> [Records about charts and figures]
──────────
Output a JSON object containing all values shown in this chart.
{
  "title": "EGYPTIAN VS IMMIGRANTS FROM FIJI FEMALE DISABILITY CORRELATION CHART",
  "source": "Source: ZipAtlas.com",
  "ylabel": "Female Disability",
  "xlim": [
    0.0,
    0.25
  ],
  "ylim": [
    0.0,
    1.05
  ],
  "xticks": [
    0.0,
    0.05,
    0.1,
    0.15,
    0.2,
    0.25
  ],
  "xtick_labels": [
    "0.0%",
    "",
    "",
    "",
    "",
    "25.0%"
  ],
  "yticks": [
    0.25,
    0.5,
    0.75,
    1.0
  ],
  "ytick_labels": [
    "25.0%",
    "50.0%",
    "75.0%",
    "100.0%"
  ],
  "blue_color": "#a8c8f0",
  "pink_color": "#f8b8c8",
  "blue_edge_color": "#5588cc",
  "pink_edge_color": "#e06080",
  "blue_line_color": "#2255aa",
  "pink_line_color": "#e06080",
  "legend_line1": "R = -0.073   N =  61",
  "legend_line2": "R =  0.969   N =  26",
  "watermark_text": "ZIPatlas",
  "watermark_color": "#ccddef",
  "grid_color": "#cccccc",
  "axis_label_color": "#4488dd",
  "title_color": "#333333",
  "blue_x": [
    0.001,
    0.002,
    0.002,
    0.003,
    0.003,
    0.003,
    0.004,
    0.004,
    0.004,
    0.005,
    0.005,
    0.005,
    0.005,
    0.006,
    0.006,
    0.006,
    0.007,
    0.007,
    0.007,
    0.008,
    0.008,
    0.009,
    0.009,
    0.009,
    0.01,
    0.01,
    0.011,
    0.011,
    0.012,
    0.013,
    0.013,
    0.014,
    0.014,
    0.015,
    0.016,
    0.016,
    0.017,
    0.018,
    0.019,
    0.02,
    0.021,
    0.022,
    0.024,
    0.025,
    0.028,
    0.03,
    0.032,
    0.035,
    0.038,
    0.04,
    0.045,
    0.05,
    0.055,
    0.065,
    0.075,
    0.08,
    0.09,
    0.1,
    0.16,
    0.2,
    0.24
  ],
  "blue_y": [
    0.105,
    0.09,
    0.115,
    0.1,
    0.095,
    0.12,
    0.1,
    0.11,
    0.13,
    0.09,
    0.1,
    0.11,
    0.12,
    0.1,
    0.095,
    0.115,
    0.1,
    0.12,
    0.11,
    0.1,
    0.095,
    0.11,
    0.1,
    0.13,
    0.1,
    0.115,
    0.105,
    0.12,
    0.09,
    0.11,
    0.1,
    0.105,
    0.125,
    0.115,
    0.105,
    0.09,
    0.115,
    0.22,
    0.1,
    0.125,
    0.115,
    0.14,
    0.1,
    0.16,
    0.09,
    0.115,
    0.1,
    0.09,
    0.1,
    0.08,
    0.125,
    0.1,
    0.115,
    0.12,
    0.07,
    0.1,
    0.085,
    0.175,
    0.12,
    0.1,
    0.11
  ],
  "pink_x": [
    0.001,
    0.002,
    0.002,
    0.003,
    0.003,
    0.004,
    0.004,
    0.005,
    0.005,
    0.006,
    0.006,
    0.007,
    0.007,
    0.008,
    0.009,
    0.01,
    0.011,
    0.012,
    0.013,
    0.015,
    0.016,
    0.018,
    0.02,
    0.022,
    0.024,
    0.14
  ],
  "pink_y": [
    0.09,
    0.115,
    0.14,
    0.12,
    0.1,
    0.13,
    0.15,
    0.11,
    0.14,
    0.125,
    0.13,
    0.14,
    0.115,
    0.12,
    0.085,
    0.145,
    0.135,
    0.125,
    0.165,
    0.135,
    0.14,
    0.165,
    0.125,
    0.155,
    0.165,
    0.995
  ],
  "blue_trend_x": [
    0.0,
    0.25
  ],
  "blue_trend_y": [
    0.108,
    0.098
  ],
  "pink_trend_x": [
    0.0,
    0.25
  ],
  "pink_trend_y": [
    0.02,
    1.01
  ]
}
──────────
> [What you will do] Reproduce every record, matching each line exactly.

> [Result of this task]
Output a JSON object containing all values shown in this chart.
{
  "title": "EGYPTIAN VS IMMIGRANTS FROM FIJI FEMALE DISABILITY CORRELATION CHART",
  "source": "Source: ZipAtlas.com",
  "ylabel": "Female Disability",
  "xlim": [
    0.0,
    0.25
  ],
  "ylim": [
    0.0,
    1.05
  ],
  "xticks": [
    0.0,
    0.05,
    0.1,
    0.15,
    0.2,
    0.25
  ],
  "xtick_labels": [
    "0.0%",
    "",
    "",
    "",
    "",
    "25.0%"
  ],
  "yticks": [
    0.25,
    0.5,
    0.75,
    1.0
  ],
  "ytick_labels": [
    "25.0%",
    "50.0%",
    "75.0%",
    "100.0%"
  ],
  "blue_color": "#a8c8f0",
  "pink_color": "#f8b8c8",
  "blue_edge_color": "#5588cc",
  "pink_edge_color": "#e06080",
  "blue_line_color": "#2255aa",
  "pink_line_color": "#e06080",
  "legend_line1": "R = -0.073   N =  61",
  "legend_line2": "R =  0.969   N =  26",
  "watermark_text": "ZIPatlas",
  "watermark_color": "#ccddef",
  "grid_color": "#cccccc",
  "axis_label_color": "#4488dd",
  "title_color": "#333333",
  "blue_x": [
    0.001,
    0.002,
    0.002,
    0.003,
    0.003,
    0.003,
    0.004,
    0.004,
    0.004,
    0.005,
    0.005,
    0.005,
    0.005,
    0.006,
    0.006,
    0.006,
    0.007,
    0.007,
    0.007,
    0.008,
    0.008,
    0.009,
    0.009,
    0.009,
    0.01,
    0.01,
    0.011,
    0.011,
    0.012,
    0.013,
    0.013,
    0.014,
    0.014,
    0.015,
    0.016,
    0.016,
    0.017,
    0.018,
    0.019,
    0.02,
    0.021,
    0.022,
    0.024,
    0.025,
    0.028,
    0.03,
    0.032,
    0.035,
    0.038,
    0.04,
    0.045,
    0.05,
    0.055,
    0.065,
    0.075,
    0.08,
    0.09,
    0.1,
    0.16,
    0.2,
    0.24
  ],
  "blue_y": [
    0.105,
    0.09,
    0.115,
    0.1,
    0.095,
    0.12,
    0.1,
    0.11,
    0.13,
    0.09,
    0.1,
    0.11,
    0.12,
    0.1,
    0.095,
    0.115,
    0.1,
    0.12,
    0.11,
    0.1,
    0.095,
    0.11,
    0.1,
    0.13,
    0.1,
    0.115,
    0.105,
    0.12,
    0.09,
    0.11,
    0.1,
    0.105,
    0.125,
    0.115,
    0.105,
    0.09,
    0.115,
    0.22,
    0.1,
    0.125,
    0.115,
    0.14,
    0.1,
    0.16,
    0.09,
    0.115,
    0.1,
    0.09,
    0.1,
    0.08,
    0.125,
    0.1,
    0.115,
    0.12,
    0.07,
    0.1,
    0.085,
    0.175,
    0.12,
    0.1,
    0.11
  ],
  "pink_x": [
    0.001,
    0.002,
    0.002,
    0.003,
    0.003,
    0.004,
    0.004,
    0.005,
    0.005,
    0.006,
    0.006,
    0.007,
    0.007,
    0.008,
    0.009,
    0.01,
    0.011,
    0.012,
    0.013,
    0.015,
    0.016,
    0.018,
    0.02,
    0.022,
    0.024,
    0.14
  ],
  "pink_y": [
    0.09,
    0.115,
    0.14,
    0.12,
    0.1,
    0.13,
    0.15,
    0.11,
    0.14,
    0.125,
    0.13,
    0.14,
    0.115,
    0.12,
    0.085,
    0.145,
    0.135,
    0.125,
    0.165,
    0.135,
    0.14,
    0.165,
    0.125,
    0.155,
    0.165,
    0.995
  ],
  "blue_trend_x": [
    0.0,
    0.25
  ],
  "blue_trend_y": [
    0.108,
    0.098
  ],
  "pink_trend_x": [
    0.0,
    0.25
  ],
  "pink_trend_y": [
    0.02,
    1.01
  ]
}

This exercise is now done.